Exercise: Look through the records below, and copy out every line that holds the string "como".

--- --- ---

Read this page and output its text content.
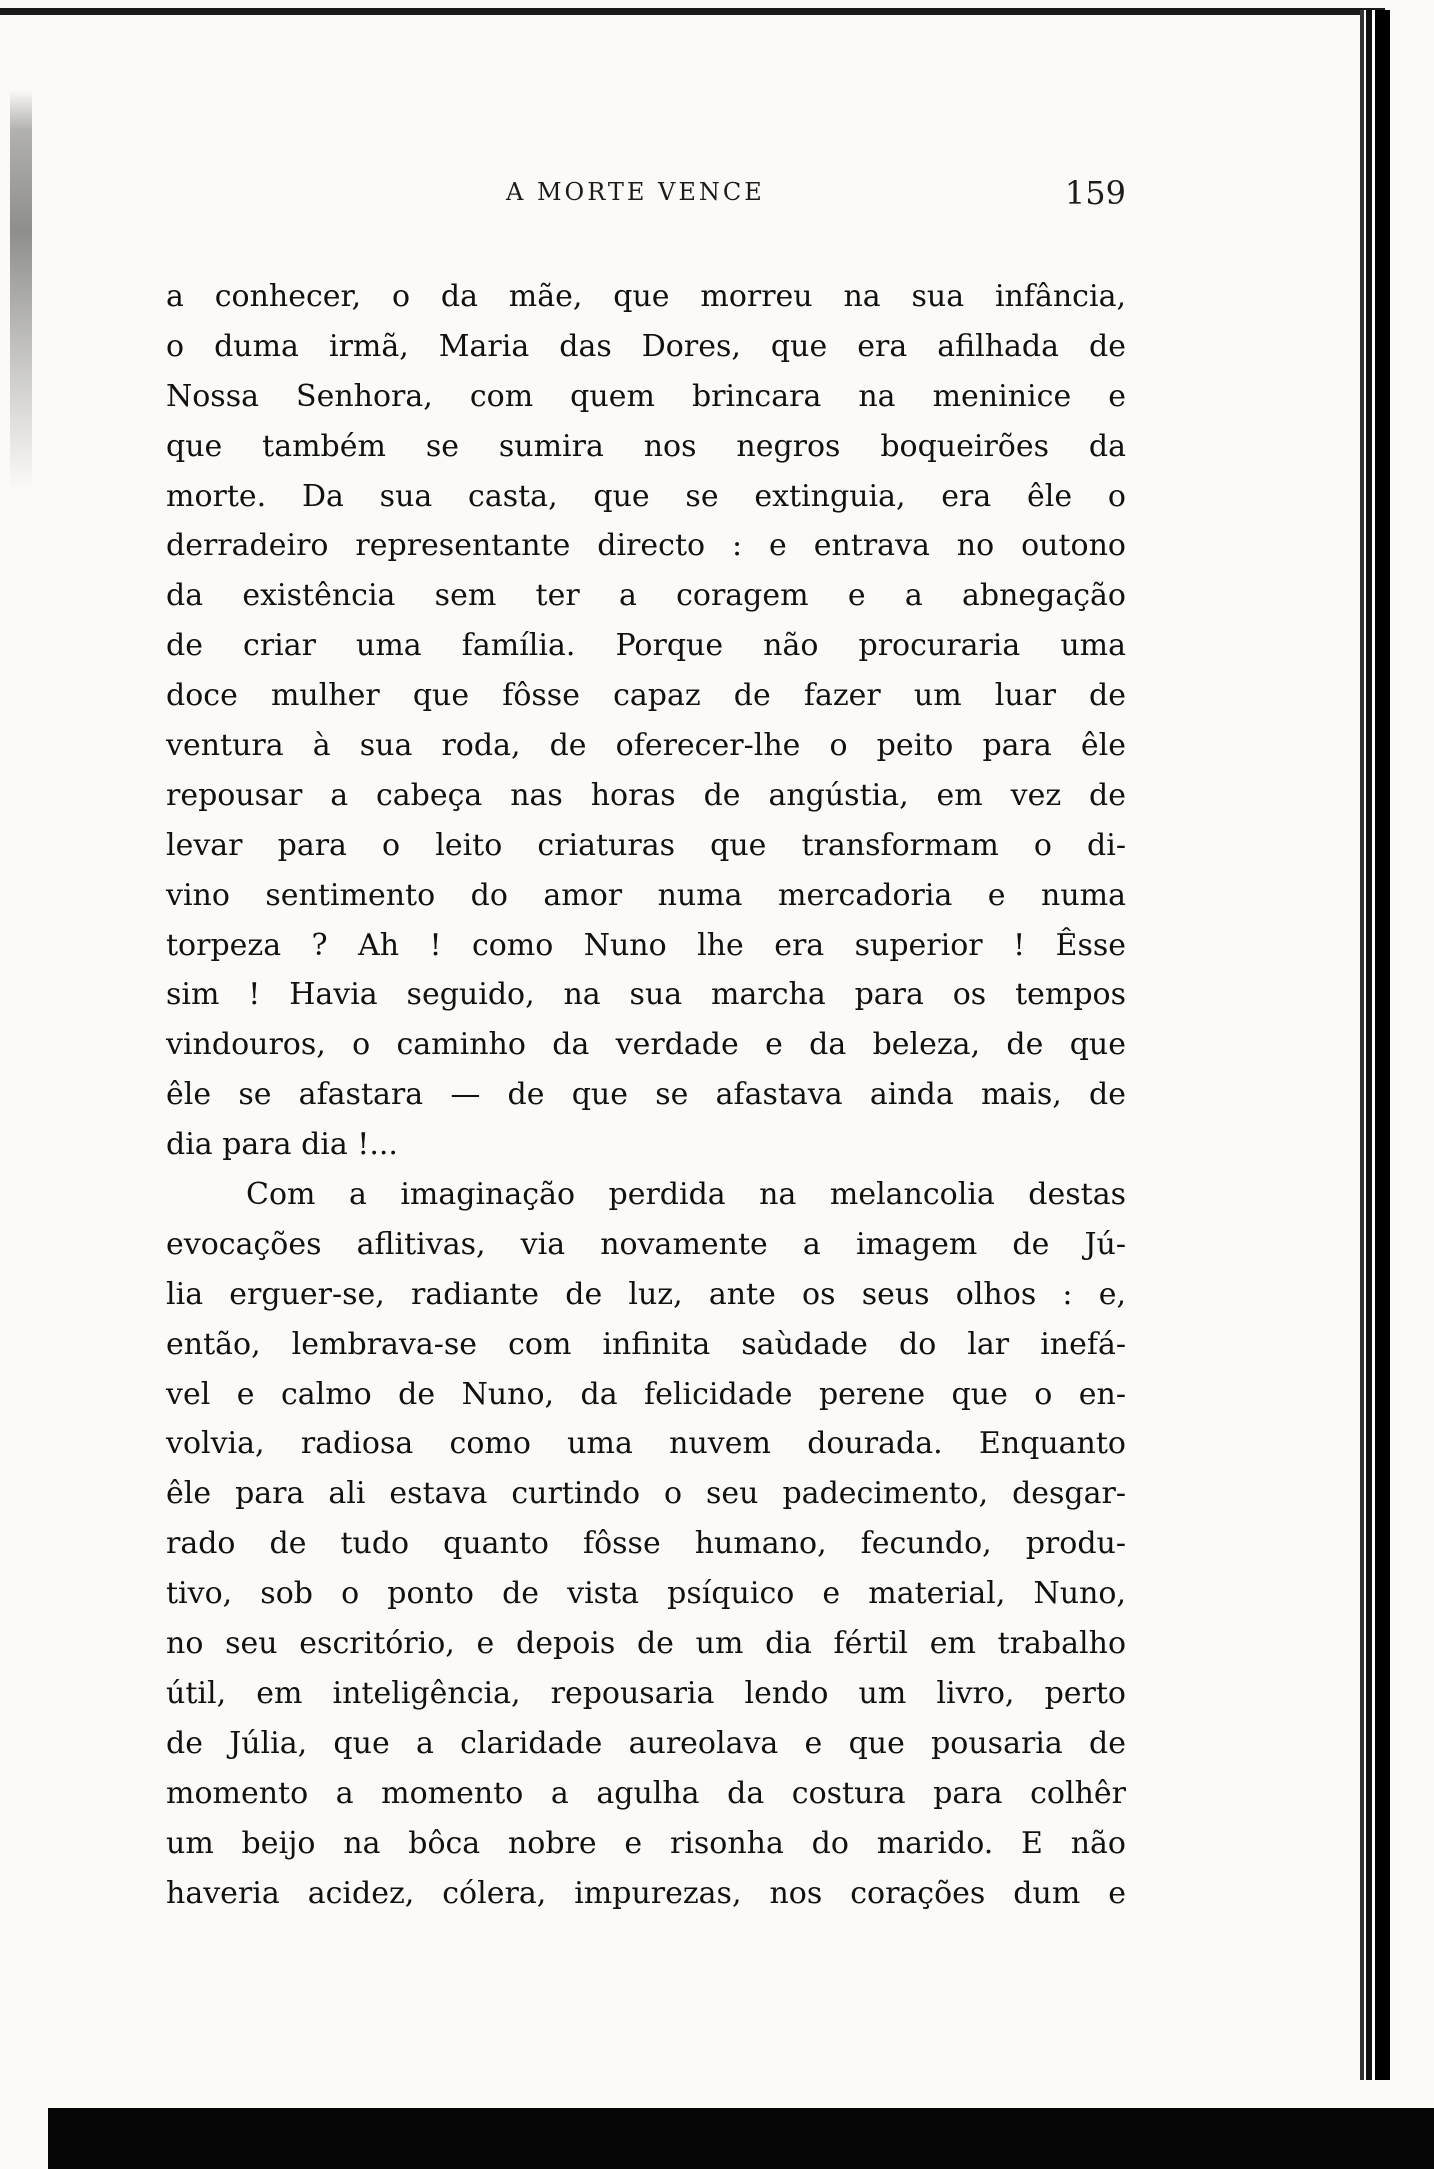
A MORTE VENCE	159
a conhecer, o da mãe, que morreu na sua infância,
o duma irmã, Maria das Dores, que era afilhada de
Nossa Senhora, com quem brincara na meninice e
que também se sumira nos negros boqueirões da
morte. Da sua casta, que se extinguia, era êle o
derradeiro representante directo : e entrava no outono
da existência sem ter a coragem e a abnegação
de criar uma família. Porque não procuraria uma
doce mulher que fôsse capaz de fazer um luar de
ventura à sua roda, de oferecer-lhe o peito para êle
repousar a cabeça nas horas de angústia, em vez de
levar para o leito criaturas que transformam o di-
vino sentimento do amor numa mercadoria e numa
torpeza ? Ah ! como Nuno lhe era superior ! Êsse
sim ! Havia seguido, na sua marcha para os tempos
vindouros, o caminho da verdade e da beleza, de que
êle se afastara — de que se afastava ainda mais, de
dia para dia !...
Com a imaginação perdida na melancolia destas
evocações aflitivas, via novamente a imagem de Jú-
lia erguer-se, radiante de luz, ante os seus olhos : e,
então, lembrava-se com infinita saùdade do lar inefá-
vel e calmo de Nuno, da felicidade perene que o en-
volvia, radiosa como uma nuvem dourada. Enquanto
êle para ali estava curtindo o seu padecimento, desgar-
rado de tudo quanto fôsse humano, fecundo, produ-
tivo, sob o ponto de vista psíquico e material, Nuno,
no seu escritório, e depois de um dia fértil em trabalho
útil, em inteligência, repousaria lendo um livro, perto
de Júlia, que a claridade aureolava e que pousaria de
momento a momento a agulha da costura para colhêr
um beijo na bôca nobre e risonha do marido. E não
haveria acidez, cólera, impurezas, nos corações dum e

--- --- ---

Final result:
torpeza ? Ah ! como Nuno lhe era superior ! Êsse
volvia, radiosa como uma nuvem dourada. Enquanto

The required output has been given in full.